* [Do this] Give every entry again, unchanged, and leave its images out.

[Stored records]
--- Begin ---

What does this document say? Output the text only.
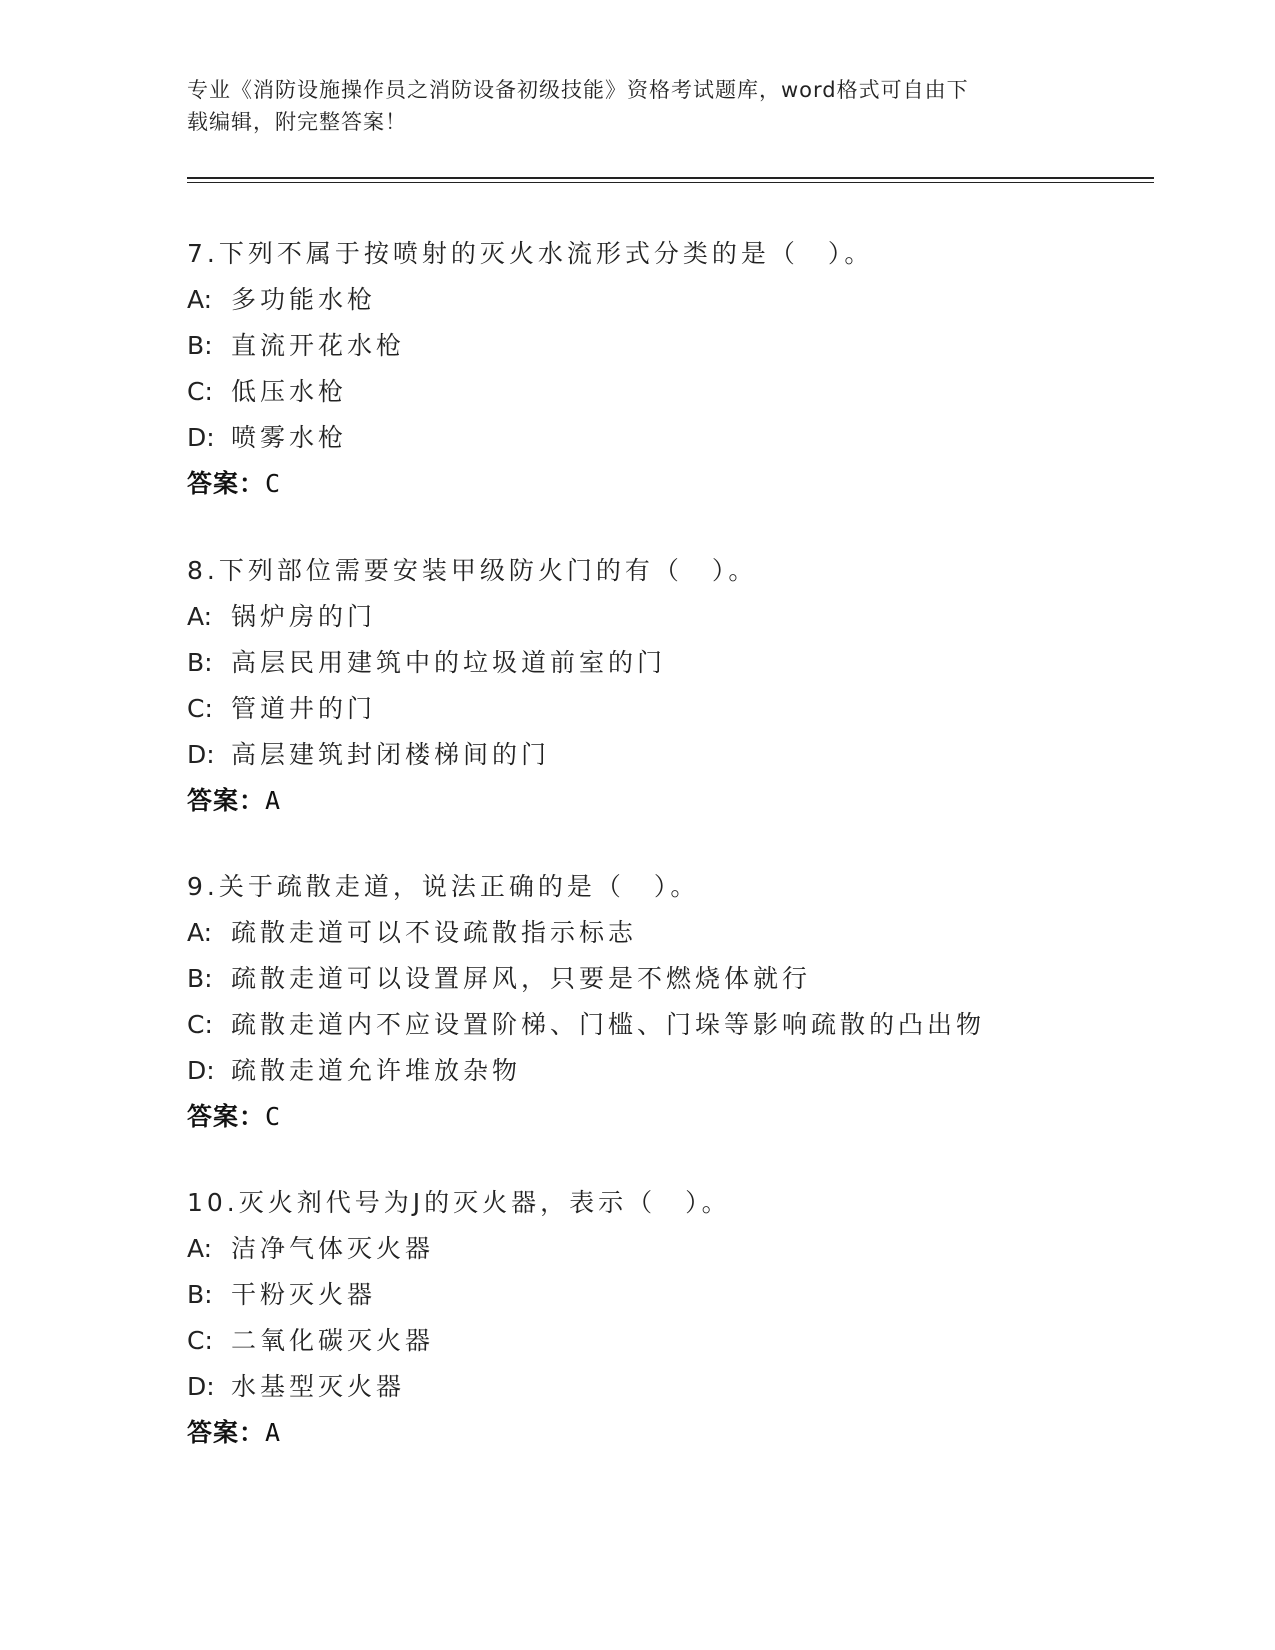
专业《消防设施操作员之消防设备初级技能》资格考试题库，word格式可自由下
载编辑，附完整答案！
7.下列不属于按喷射的灭火水流形式分类的是（　）。
A: 多功能水枪
B: 直流开花水枪
C: 低压水枪
D: 喷雾水枪
答案：C
8.下列部位需要安装甲级防火门的有（　）。
A: 锅炉房的门
B: 高层民用建筑中的垃圾道前室的门
C: 管道井的门
D: 高层建筑封闭楼梯间的门
答案：A
9.关于疏散走道，说法正确的是（　）。
A: 疏散走道可以不设疏散指示标志
B: 疏散走道可以设置屏风，只要是不燃烧体就行
C: 疏散走道内不应设置阶梯、门槛、门垛等影响疏散的凸出物
D: 疏散走道允许堆放杂物
答案：C
10.灭火剂代号为J的灭火器，表示（　）。
A: 洁净气体灭火器
B: 干粉灭火器
C: 二氧化碳灭火器
D: 水基型灭火器
答案：A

--- End ---

* [Answer below]
What does this document say? Output the text only.
专业《消防设施操作员之消防设备初级技能》资格考试题库，word格式可自由下
载编辑，附完整答案！
7.下列不属于按喷射的灭火水流形式分类的是（　）。
A: 多功能水枪
B: 直流开花水枪
C: 低压水枪
D: 喷雾水枪
答案：C
8.下列部位需要安装甲级防火门的有（　）。
A: 锅炉房的门
B: 高层民用建筑中的垃圾道前室的门
C: 管道井的门
D: 高层建筑封闭楼梯间的门
答案：A
9.关于疏散走道，说法正确的是（　）。
A: 疏散走道可以不设疏散指示标志
B: 疏散走道可以设置屏风，只要是不燃烧体就行
C: 疏散走道内不应设置阶梯、门槛、门垛等影响疏散的凸出物
D: 疏散走道允许堆放杂物
答案：C
10.灭火剂代号为J的灭火器，表示（　）。
A: 洁净气体灭火器
B: 干粉灭火器
C: 二氧化碳灭火器
D: 水基型灭火器
答案：A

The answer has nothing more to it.